Given instruction:
Bring together all lines of the material below that contain the string "оповещения".

------ Supplied records

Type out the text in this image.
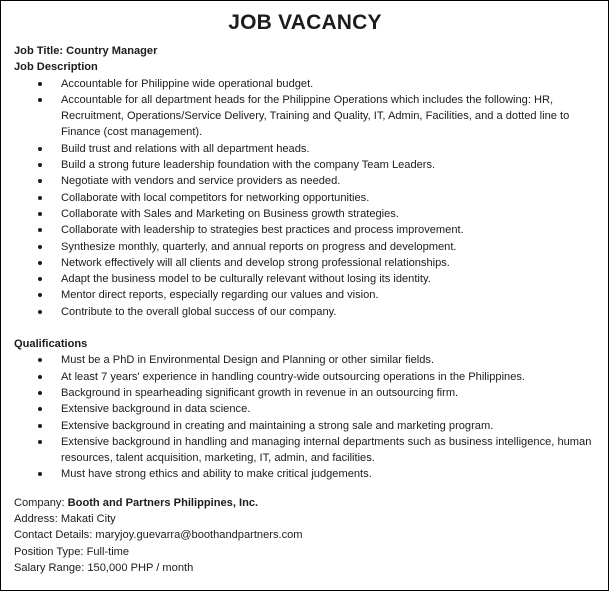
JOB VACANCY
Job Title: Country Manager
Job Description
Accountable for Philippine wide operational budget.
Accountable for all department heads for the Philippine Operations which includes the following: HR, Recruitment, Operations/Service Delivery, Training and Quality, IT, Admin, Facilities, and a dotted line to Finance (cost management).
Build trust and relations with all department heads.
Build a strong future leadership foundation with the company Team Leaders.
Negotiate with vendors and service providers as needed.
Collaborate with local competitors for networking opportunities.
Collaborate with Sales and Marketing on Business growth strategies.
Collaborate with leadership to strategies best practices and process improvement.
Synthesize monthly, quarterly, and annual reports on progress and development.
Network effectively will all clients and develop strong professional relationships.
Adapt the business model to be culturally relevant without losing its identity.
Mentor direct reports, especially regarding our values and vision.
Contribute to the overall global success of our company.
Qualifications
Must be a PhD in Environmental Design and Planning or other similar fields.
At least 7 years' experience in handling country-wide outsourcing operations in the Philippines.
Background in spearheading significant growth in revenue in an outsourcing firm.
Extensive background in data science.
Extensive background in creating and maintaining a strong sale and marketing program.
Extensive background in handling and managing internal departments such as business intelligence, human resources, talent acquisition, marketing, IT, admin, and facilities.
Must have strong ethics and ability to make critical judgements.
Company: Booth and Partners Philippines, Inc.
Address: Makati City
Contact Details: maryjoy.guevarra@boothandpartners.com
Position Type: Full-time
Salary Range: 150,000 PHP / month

------------
------ Supplied records

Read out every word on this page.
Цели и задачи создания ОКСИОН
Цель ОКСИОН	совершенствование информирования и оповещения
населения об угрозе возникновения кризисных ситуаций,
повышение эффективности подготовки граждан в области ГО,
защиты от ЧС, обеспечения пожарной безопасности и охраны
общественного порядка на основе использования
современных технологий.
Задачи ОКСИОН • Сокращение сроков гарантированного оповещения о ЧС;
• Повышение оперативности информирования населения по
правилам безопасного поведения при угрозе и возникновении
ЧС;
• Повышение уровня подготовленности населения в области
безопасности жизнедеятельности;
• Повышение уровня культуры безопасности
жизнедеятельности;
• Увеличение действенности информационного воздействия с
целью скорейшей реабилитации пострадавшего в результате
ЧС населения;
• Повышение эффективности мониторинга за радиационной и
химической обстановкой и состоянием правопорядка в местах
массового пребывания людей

------------

Reply to the task:
Цель ОКСИОН	совершенствование информирования и оповещения
Задачи ОКСИОН • Сокращение сроков гарантированного оповещения о ЧС;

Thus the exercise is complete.